• **Task to carry out**:
Extract the records below word for word and ignore the images.

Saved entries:
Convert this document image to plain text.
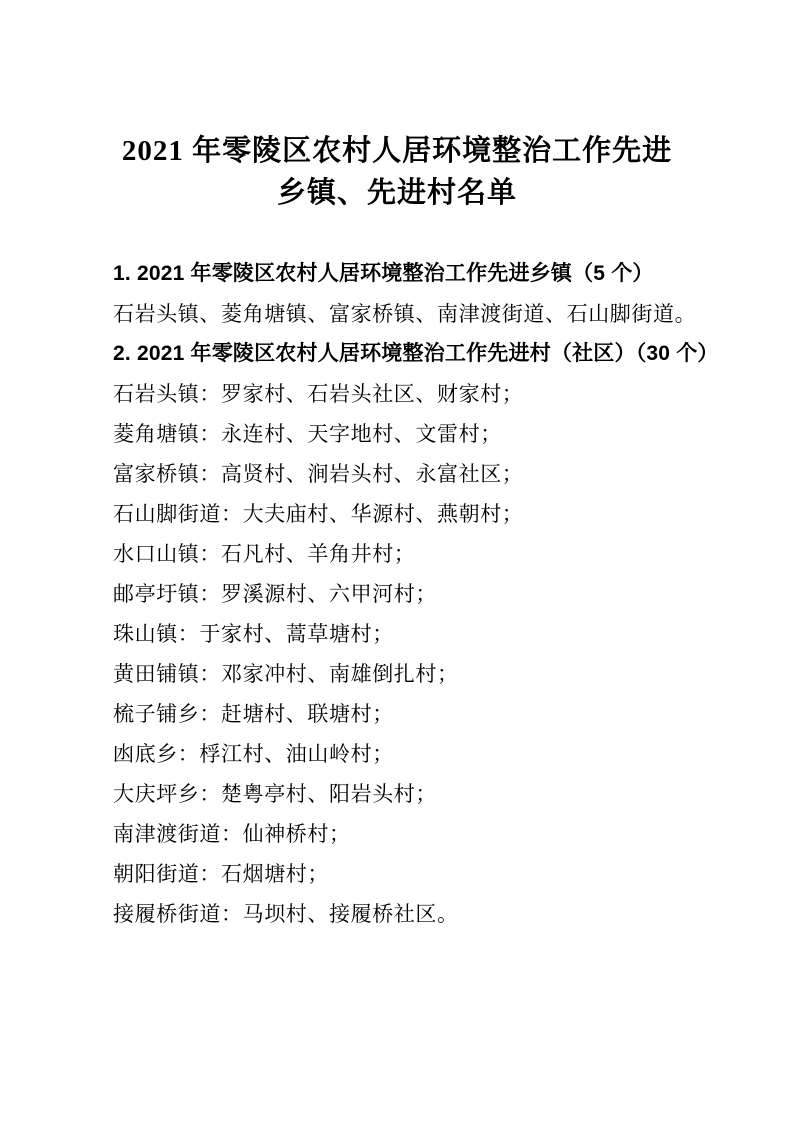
2021 年零陵区农村人居环境整治工作先进
乡镇、先进村名单

1. 2021 年零陵区农村人居环境整治工作先进乡镇（5 个）

石岩头镇、菱角塘镇、富家桥镇、南津渡街道、石山脚街道。

2. 2021 年零陵区农村人居环境整治工作先进村（社区）（30 个）

石岩头镇：罗家村、石岩头社区、财家村；

菱角塘镇：永连村、天字地村、文雷村；

富家桥镇：高贤村、涧岩头村、永富社区；

石山脚街道：大夫庙村、华源村、燕朝村；

水口山镇：石凡村、羊角井村；

邮亭圩镇：罗溪源村、六甲河村；

珠山镇：于家村、蒿草塘村；

黄田铺镇：邓家冲村、南雄倒扎村；

梳子铺乡：赶塘村、联塘村；

凼底乡：桴江村、油山岭村；

大庆坪乡：楚粤亭村、阳岩头村；

南津渡街道：仙神桥村；

朝阳街道：石烟塘村；

接履桥街道：马坝村、接履桥社区。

• **Solution**:
Convert this document image to plain text.
2021 年零陵区农村人居环境整治工作先进
乡镇、先进村名单

1. 2021 年零陵区农村人居环境整治工作先进乡镇（5 个）

石岩头镇、菱角塘镇、富家桥镇、南津渡街道、石山脚街道。

2. 2021 年零陵区农村人居环境整治工作先进村（社区）（30 个）

石岩头镇：罗家村、石岩头社区、财家村；

菱角塘镇：永连村、天字地村、文雷村；

富家桥镇：高贤村、涧岩头村、永富社区；

石山脚街道：大夫庙村、华源村、燕朝村；

水口山镇：石凡村、羊角井村；

邮亭圩镇：罗溪源村、六甲河村；

珠山镇：于家村、蒿草塘村；

黄田铺镇：邓家冲村、南雄倒扎村；

梳子铺乡：赶塘村、联塘村；

凼底乡：桴江村、油山岭村；

大庆坪乡：楚粤亭村、阳岩头村；

南津渡街道：仙神桥村；

朝阳街道：石烟塘村；

接履桥街道：马坝村、接履桥社区。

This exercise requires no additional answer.